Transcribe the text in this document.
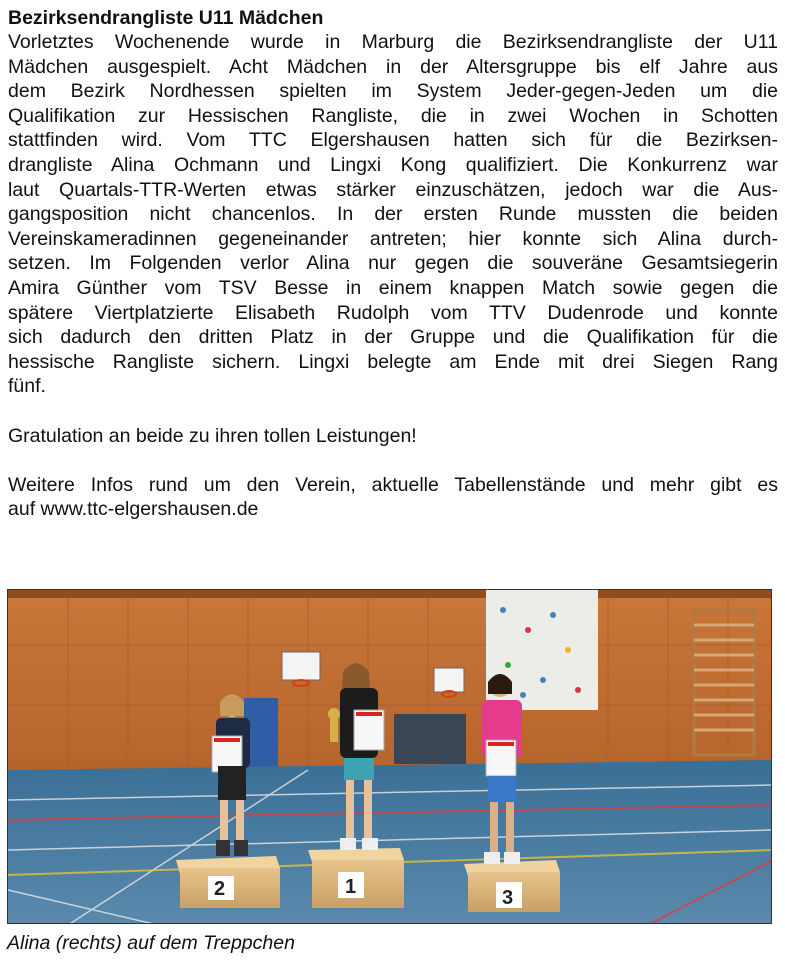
Bezirksendrangliste U11 Mädchen

Vorletztes Wochenende wurde in Marburg die Bezirksendrangliste der U11
Mädchen ausgespielt. Acht Mädchen in der Altersgruppe bis elf Jahre aus
dem Bezirk Nordhessen spielten im System Jeder-gegen-Jeden um die
Qualifikation zur Hessischen Rangliste, die in zwei Wochen in Schotten
stattfinden wird. Vom TTC Elgershausen hatten sich für die Bezirksen-
drangliste Alina Ochmann und Lingxi Kong qualifiziert. Die Konkurrenz war
laut Quartals-TTR-Werten etwas stärker einzuschätzen, jedoch war die Aus-
gangsposition nicht chancenlos. In der ersten Runde mussten die beiden
Vereinskameradinnen gegeneinander antreten; hier konnte sich Alina durch-
setzen. Im Folgenden verlor Alina nur gegen die souveräne Gesamtsiegerin
Amira Günther vom TSV Besse in einem knappen Match sowie gegen die
spätere Viertplatzierte Elisabeth Rudolph vom TTV Dudenrode und konnte
sich dadurch den dritten Platz in der Gruppe und die Qualifikation für die
hessische Rangliste sichern. Lingxi belegte am Ende mit drei Siegen Rang
fünf.

Gratulation an beide zu ihren tollen Leistungen!

Weitere Infos rund um den Verein, aktuelle Tabellenstände und mehr gibt es
auf www.ttc-elgershausen.de

2	1	3
Alina (rechts) auf dem Treppchen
^^^^^^^^
§ **Task statement**
Quote every entry exactly, with the pictures omitted.

§ **Exercise solution**
Transcribe the text in this document.
Bezirksendrangliste U11 Mädchen

Vorletztes Wochenende wurde in Marburg die Bezirksendrangliste der U11
Mädchen ausgespielt. Acht Mädchen in der Altersgruppe bis elf Jahre aus
dem Bezirk Nordhessen spielten im System Jeder-gegen-Jeden um die
Qualifikation zur Hessischen Rangliste, die in zwei Wochen in Schotten
stattfinden wird. Vom TTC Elgershausen hatten sich für die Bezirksen-
drangliste Alina Ochmann und Lingxi Kong qualifiziert. Die Konkurrenz war
laut Quartals-TTR-Werten etwas stärker einzuschätzen, jedoch war die Aus-
gangsposition nicht chancenlos. In der ersten Runde mussten die beiden
Vereinskameradinnen gegeneinander antreten; hier konnte sich Alina durch-
setzen. Im Folgenden verlor Alina nur gegen die souveräne Gesamtsiegerin
Amira Günther vom TSV Besse in einem knappen Match sowie gegen die
spätere Viertplatzierte Elisabeth Rudolph vom TTV Dudenrode und konnte
sich dadurch den dritten Platz in der Gruppe und die Qualifikation für die
hessische Rangliste sichern. Lingxi belegte am Ende mit drei Siegen Rang
fünf.

Gratulation an beide zu ihren tollen Leistungen!

Weitere Infos rund um den Verein, aktuelle Tabellenstände und mehr gibt es
auf www.ttc-elgershausen.de

2	1	3
Alina (rechts) auf dem Treppchen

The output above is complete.